▶ Task description
Write the material out again in full, word for word. Do not include the pictures.

▶ Data entries

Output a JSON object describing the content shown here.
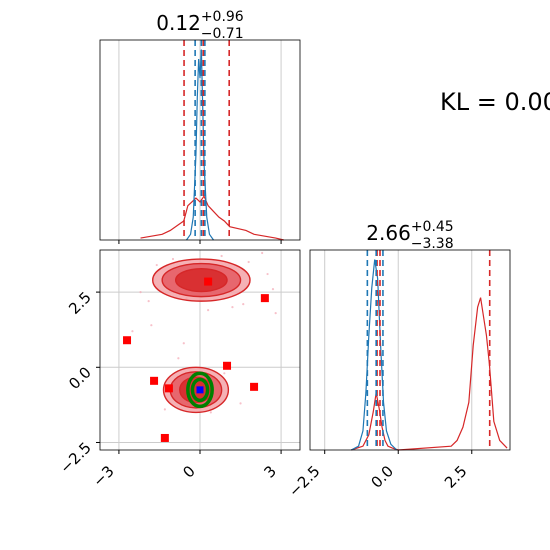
{
  "annotation": {
    "kl_text": "KL = 0.00"
  },
  "colors": {
    "reference": "#d62728",
    "estimate": "#1f77b4",
    "marker": "#ff0000",
    "truth_dot": "#0000ff",
    "contour_green": "#008000"
  },
  "chart_data": [
    {
      "type": "line",
      "panel": "marginal-x",
      "title": {
        "main": "0.12",
        "sup": "+0.96",
        "sub": "−0.71"
      },
      "xlim": [
        -3.7,
        3.7
      ],
      "xticks": [
        -3,
        0,
        3
      ],
      "grid": true,
      "quantile_lines_reference": [
        -0.59,
        0.12,
        1.08
      ],
      "quantile_lines_estimate": [
        -0.18,
        0.05,
        0.18
      ],
      "series": [
        {
          "color": "reference",
          "x": [
            -2.2,
            -1.8,
            -1.4,
            -1.1,
            -0.8,
            -0.6,
            -0.45,
            -0.3,
            -0.15,
            0.0,
            0.15,
            0.3,
            0.5,
            0.7,
            0.9,
            1.1,
            1.4,
            1.7,
            2.0,
            2.4,
            2.8,
            3.1
          ],
          "y": [
            0.01,
            0.02,
            0.03,
            0.05,
            0.08,
            0.1,
            0.18,
            0.2,
            0.22,
            0.2,
            0.23,
            0.18,
            0.15,
            0.12,
            0.1,
            0.07,
            0.06,
            0.05,
            0.03,
            0.02,
            0.01,
            0.0
          ]
        },
        {
          "color": "estimate",
          "x": [
            -0.5,
            -0.35,
            -0.25,
            -0.15,
            -0.1,
            -0.05,
            0.0,
            0.05,
            0.1,
            0.15,
            0.25,
            0.35,
            0.5
          ],
          "y": [
            0.0,
            0.03,
            0.12,
            0.45,
            0.75,
            0.95,
            0.85,
            1.0,
            0.7,
            0.4,
            0.12,
            0.03,
            0.0
          ]
        }
      ]
    },
    {
      "type": "line",
      "panel": "marginal-y",
      "title": {
        "main": "2.66",
        "sup": "+0.45",
        "sub": "−3.38"
      },
      "xlim": [
        -3.0,
        3.8
      ],
      "xticks": [
        -2.5,
        0.0,
        2.5
      ],
      "grid": true,
      "quantile_lines_reference": [
        -0.72,
        -0.62,
        3.11
      ],
      "quantile_lines_estimate": [
        -1.05,
        -0.75,
        -0.52
      ],
      "series": [
        {
          "color": "reference",
          "x": [
            -1.6,
            -1.2,
            -1.0,
            -0.85,
            -0.75,
            -0.65,
            -0.55,
            -0.45,
            -0.35,
            -0.2,
            0.0,
            1.8,
            2.0,
            2.2,
            2.4,
            2.55,
            2.7,
            2.8,
            2.9,
            3.0,
            3.1,
            3.25,
            3.45,
            3.7
          ],
          "y": [
            0.0,
            0.02,
            0.08,
            0.2,
            0.3,
            0.22,
            0.12,
            0.05,
            0.02,
            0.01,
            0.0,
            0.02,
            0.05,
            0.12,
            0.25,
            0.55,
            0.75,
            0.8,
            0.7,
            0.6,
            0.45,
            0.15,
            0.05,
            0.01
          ]
        },
        {
          "color": "estimate",
          "x": [
            -1.6,
            -1.35,
            -1.2,
            -1.1,
            -1.0,
            -0.9,
            -0.8,
            -0.7,
            -0.6,
            -0.5,
            -0.4,
            -0.25,
            -0.05
          ],
          "y": [
            0.0,
            0.02,
            0.1,
            0.3,
            0.6,
            0.85,
            1.0,
            0.9,
            0.55,
            0.25,
            0.1,
            0.03,
            0.0
          ]
        }
      ]
    },
    {
      "type": "scatter",
      "panel": "joint",
      "xlim": [
        -3.7,
        3.7
      ],
      "ylim": [
        -2.75,
        3.9
      ],
      "xticks": [
        -3,
        0,
        3
      ],
      "yticks": [
        -2.5,
        0.0,
        2.5
      ],
      "xtick_labels": [
        "−3",
        "0",
        "3"
      ],
      "ytick_labels": [
        "−2.5",
        "0.0",
        "2.5"
      ],
      "grid": true,
      "markers": [
        {
          "x": 0.3,
          "y": 2.85
        },
        {
          "x": 2.4,
          "y": 2.3
        },
        {
          "x": -2.7,
          "y": 0.9
        },
        {
          "x": 1.0,
          "y": 0.05
        },
        {
          "x": -1.7,
          "y": -0.45
        },
        {
          "x": -1.15,
          "y": -0.7
        },
        {
          "x": 2.0,
          "y": -0.65
        },
        {
          "x": -1.3,
          "y": -2.35
        }
      ],
      "truth_point": {
        "x": 0.0,
        "y": -0.75
      },
      "contours": [
        {
          "cx": 0.05,
          "cy": 2.9,
          "rx": [
            1.8,
            1.45,
            0.95
          ],
          "ry": [
            0.7,
            0.55,
            0.38
          ]
        },
        {
          "cx": -0.15,
          "cy": -0.75,
          "rx": [
            1.2,
            0.95,
            0.6
          ],
          "ry": [
            0.75,
            0.6,
            0.42
          ]
        }
      ],
      "estimate_contour": {
        "cx": 0.0,
        "cy": -0.75,
        "rx": [
          0.45,
          0.28
        ],
        "ry": [
          0.55,
          0.35
        ]
      }
    }
  ]
}
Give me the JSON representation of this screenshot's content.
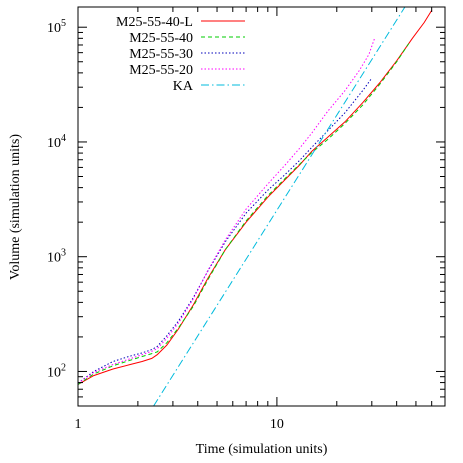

▶ Answer to this task
Output a JSON object describing the content shown here.
{
  "annotation": {
    "kl_text": "KL = 0.00"
  },
  "colors": {
    "reference": "#d62728",
    "estimate": "#1f77b4",
    "marker": "#ff0000",
    "truth_dot": "#0000ff",
    "contour_green": "#008000"
  },
  "chart_data": [
    {
      "type": "line",
      "panel": "marginal-x",
      "title": {
        "main": "0.12",
        "sup": "+0.96",
        "sub": "−0.71"
      },
      "xlim": [
        -3.7,
        3.7
      ],
      "xticks": [
        -3,
        0,
        3
      ],
      "grid": true,
      "quantile_lines_reference": [
        -0.59,
        0.12,
        1.08
      ],
      "quantile_lines_estimate": [
        -0.18,
        0.05,
        0.18
      ],
      "series": [
        {
          "color": "reference",
          "x": [
            -2.2,
            -1.8,
            -1.4,
            -1.1,
            -0.8,
            -0.6,
            -0.45,
            -0.3,
            -0.15,
            0.0,
            0.15,
            0.3,
            0.5,
            0.7,
            0.9,
            1.1,
            1.4,
            1.7,
            2.0,
            2.4,
            2.8,
            3.1
          ],
          "y": [
            0.01,
            0.02,
            0.03,
            0.05,
            0.08,
            0.1,
            0.18,
            0.2,
            0.22,
            0.2,
            0.23,
            0.18,
            0.15,
            0.12,
            0.1,
            0.07,
            0.06,
            0.05,
            0.03,
            0.02,
            0.01,
            0.0
          ]
        },
        {
          "color": "estimate",
          "x": [
            -0.5,
            -0.35,
            -0.25,
            -0.15,
            -0.1,
            -0.05,
            0.0,
            0.05,
            0.1,
            0.15,
            0.25,
            0.35,
            0.5
          ],
          "y": [
            0.0,
            0.03,
            0.12,
            0.45,
            0.75,
            0.95,
            0.85,
            1.0,
            0.7,
            0.4,
            0.12,
            0.03,
            0.0
          ]
        }
      ]
    },
    {
      "type": "line",
      "panel": "marginal-y",
      "title": {
        "main": "2.66",
        "sup": "+0.45",
        "sub": "−3.38"
      },
      "xlim": [
        -3.0,
        3.8
      ],
      "xticks": [
        -2.5,
        0.0,
        2.5
      ],
      "grid": true,
      "quantile_lines_reference": [
        -0.72,
        -0.62,
        3.11
      ],
      "quantile_lines_estimate": [
        -1.05,
        -0.75,
        -0.52
      ],
      "series": [
        {
          "color": "reference",
          "x": [
            -1.6,
            -1.2,
            -1.0,
            -0.85,
            -0.75,
            -0.65,
            -0.55,
            -0.45,
            -0.35,
            -0.2,
            0.0,
            1.8,
            2.0,
            2.2,
            2.4,
            2.55,
            2.7,
            2.8,
            2.9,
            3.0,
            3.1,
            3.25,
            3.45,
            3.7
          ],
          "y": [
            0.0,
            0.02,
            0.08,
            0.2,
            0.3,
            0.22,
            0.12,
            0.05,
            0.02,
            0.01,
            0.0,
            0.02,
            0.05,
            0.12,
            0.25,
            0.55,
            0.75,
            0.8,
            0.7,
            0.6,
            0.45,
            0.15,
            0.05,
            0.01
          ]
        },
        {
          "color": "estimate",
          "x": [
            -1.6,
            -1.35,
            -1.2,
            -1.1,
            -1.0,
            -0.9,
            -0.8,
            -0.7,
            -0.6,
            -0.5,
            -0.4,
            -0.25,
            -0.05
          ],
          "y": [
            0.0,
            0.02,
            0.1,
            0.3,
            0.6,
            0.85,
            1.0,
            0.9,
            0.55,
            0.25,
            0.1,
            0.03,
            0.0
          ]
        }
      ]
    },
    {
      "type": "scatter",
      "panel": "joint",
      "xlim": [
        -3.7,
        3.7
      ],
      "ylim": [
        -2.75,
        3.9
      ],
      "xticks": [
        -3,
        0,
        3
      ],
      "yticks": [
        -2.5,
        0.0,
        2.5
      ],
      "xtick_labels": [
        "−3",
        "0",
        "3"
      ],
      "ytick_labels": [
        "−2.5",
        "0.0",
        "2.5"
      ],
      "grid": true,
      "markers": [
        {
          "x": 0.3,
          "y": 2.85
        },
        {
          "x": 2.4,
          "y": 2.3
        },
        {
          "x": -2.7,
          "y": 0.9
        },
        {
          "x": 1.0,
          "y": 0.05
        },
        {
          "x": -1.7,
          "y": -0.45
        },
        {
          "x": -1.15,
          "y": -0.7
        },
        {
          "x": 2.0,
          "y": -0.65
        },
        {
          "x": -1.3,
          "y": -2.35
        }
      ],
      "truth_point": {
        "x": 0.0,
        "y": -0.75
      },
      "contours": [
        {
          "cx": 0.05,
          "cy": 2.9,
          "rx": [
            1.8,
            1.45,
            0.95
          ],
          "ry": [
            0.7,
            0.55,
            0.38
          ]
        },
        {
          "cx": -0.15,
          "cy": -0.75,
          "rx": [
            1.2,
            0.95,
            0.6
          ],
          "ry": [
            0.75,
            0.6,
            0.42
          ]
        }
      ],
      "estimate_contour": {
        "cx": 0.0,
        "cy": -0.75,
        "rx": [
          0.45,
          0.28
        ],
        "ry": [
          0.55,
          0.35
        ]
      }
    }
  ]
}
Give me the JSON representation of this screenshot's content.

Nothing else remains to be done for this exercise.